* start Exercise material *

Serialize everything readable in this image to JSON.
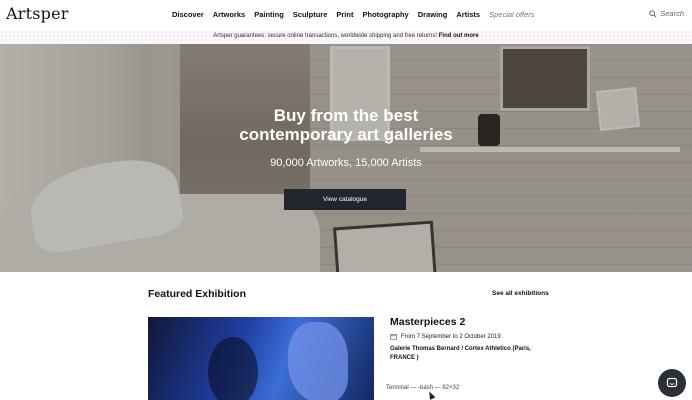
{
  "brand": {
    "logo": "Artsper"
  },
  "nav": {
    "items": [
      "Discover",
      "Artworks",
      "Painting",
      "Sculpture",
      "Print",
      "Photography",
      "Drawing",
      "Artists"
    ],
    "special": "Special offers",
    "search_label": "Search"
  },
  "guarantee": {
    "text": "Artsper guarantees: secure online transactions, worldwide shipping and free returns! ",
    "link": "Find out more"
  },
  "hero": {
    "title_line1": "Buy from the best",
    "title_line2": "contemporary art galleries",
    "subtitle": "90,000 Artworks, 15,000 Artists",
    "button": "View catalogue"
  },
  "featured": {
    "heading": "Featured Exhibition",
    "see_all": "See all exhibitions",
    "exhibition": {
      "name": "Masterpieces 2",
      "dates": "From 7 September to 2 October 2019",
      "gallery": "Galerie Thomas Bernard / Cortex Athletico (Paris, FRANCE )"
    }
  },
  "overlay": {
    "tooltip": "Terminal — -bash — 82×32"
  },
  "icons": {
    "search": "search-icon",
    "calendar": "calendar-icon",
    "chat": "chat-icon"
  },
  "colors": {
    "button_bg": "#21252e",
    "chat_bg": "#2b2f38"
  }
}
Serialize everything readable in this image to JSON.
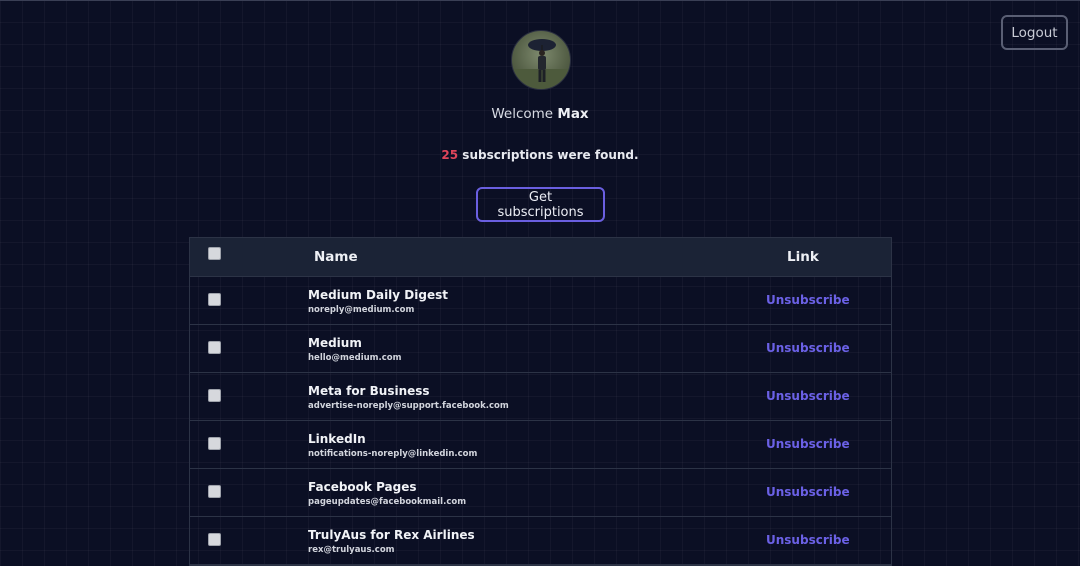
{
  "header": {
    "logout_label": "Logout"
  },
  "profile": {
    "welcome_prefix": "Welcome",
    "user_name": "Max"
  },
  "summary": {
    "count": "25",
    "suffix": "subscriptions were found."
  },
  "actions": {
    "get_subscriptions_label": "Get subscriptions"
  },
  "table": {
    "headers": {
      "name": "Name",
      "link": "Link"
    },
    "rows": [
      {
        "name": "Medium Daily Digest",
        "email": "noreply@medium.com",
        "link_label": "Unsubscribe"
      },
      {
        "name": "Medium",
        "email": "hello@medium.com",
        "link_label": "Unsubscribe"
      },
      {
        "name": "Meta for Business",
        "email": "advertise-noreply@support.facebook.com",
        "link_label": "Unsubscribe"
      },
      {
        "name": "LinkedIn",
        "email": "notifications-noreply@linkedin.com",
        "link_label": "Unsubscribe"
      },
      {
        "name": "Facebook Pages",
        "email": "pageupdates@facebookmail.com",
        "link_label": "Unsubscribe"
      },
      {
        "name": "TrulyAus for Rex Airlines",
        "email": "rex@trulyaus.com",
        "link_label": "Unsubscribe"
      }
    ]
  },
  "colors": {
    "background": "#0b0f24",
    "accent": "#6b61e6",
    "count_highlight": "#e0455a"
  }
}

* end Exercise material *

» **Exercise goal**: Return all of the data exactly as written, and drop the pictures.

» **Exercise result**:
Serialize everything readable in this image to JSON.
{
  "brand": {
    "logo": "Artsper"
  },
  "nav": {
    "items": [
      "Discover",
      "Artworks",
      "Painting",
      "Sculpture",
      "Print",
      "Photography",
      "Drawing",
      "Artists"
    ],
    "special": "Special offers",
    "search_label": "Search"
  },
  "guarantee": {
    "text": "Artsper guarantees: secure online transactions, worldwide shipping and free returns! ",
    "link": "Find out more"
  },
  "hero": {
    "title_line1": "Buy from the best",
    "title_line2": "contemporary art galleries",
    "subtitle": "90,000 Artworks, 15,000 Artists",
    "button": "View catalogue"
  },
  "featured": {
    "heading": "Featured Exhibition",
    "see_all": "See all exhibitions",
    "exhibition": {
      "name": "Masterpieces 2",
      "dates": "From 7 September to 2 October 2019",
      "gallery": "Galerie Thomas Bernard / Cortex Athletico (Paris, FRANCE )"
    }
  },
  "overlay": {
    "tooltip": "Terminal — -bash — 82×32"
  },
  "icons": {
    "search": "search-icon",
    "calendar": "calendar-icon",
    "chat": "chat-icon"
  },
  "colors": {
    "button_bg": "#21252e",
    "chat_bg": "#2b2f38"
  }
}
Serialize everything readable in this image to JSON.
{
  "header": {
    "logout_label": "Logout"
  },
  "profile": {
    "welcome_prefix": "Welcome",
    "user_name": "Max"
  },
  "summary": {
    "count": "25",
    "suffix": "subscriptions were found."
  },
  "actions": {
    "get_subscriptions_label": "Get subscriptions"
  },
  "table": {
    "headers": {
      "name": "Name",
      "link": "Link"
    },
    "rows": [
      {
        "name": "Medium Daily Digest",
        "email": "noreply@medium.com",
        "link_label": "Unsubscribe"
      },
      {
        "name": "Medium",
        "email": "hello@medium.com",
        "link_label": "Unsubscribe"
      },
      {
        "name": "Meta for Business",
        "email": "advertise-noreply@support.facebook.com",
        "link_label": "Unsubscribe"
      },
      {
        "name": "LinkedIn",
        "email": "notifications-noreply@linkedin.com",
        "link_label": "Unsubscribe"
      },
      {
        "name": "Facebook Pages",
        "email": "pageupdates@facebookmail.com",
        "link_label": "Unsubscribe"
      },
      {
        "name": "TrulyAus for Rex Airlines",
        "email": "rex@trulyaus.com",
        "link_label": "Unsubscribe"
      }
    ]
  },
  "colors": {
    "background": "#0b0f24",
    "accent": "#6b61e6",
    "count_highlight": "#e0455a"
  }
}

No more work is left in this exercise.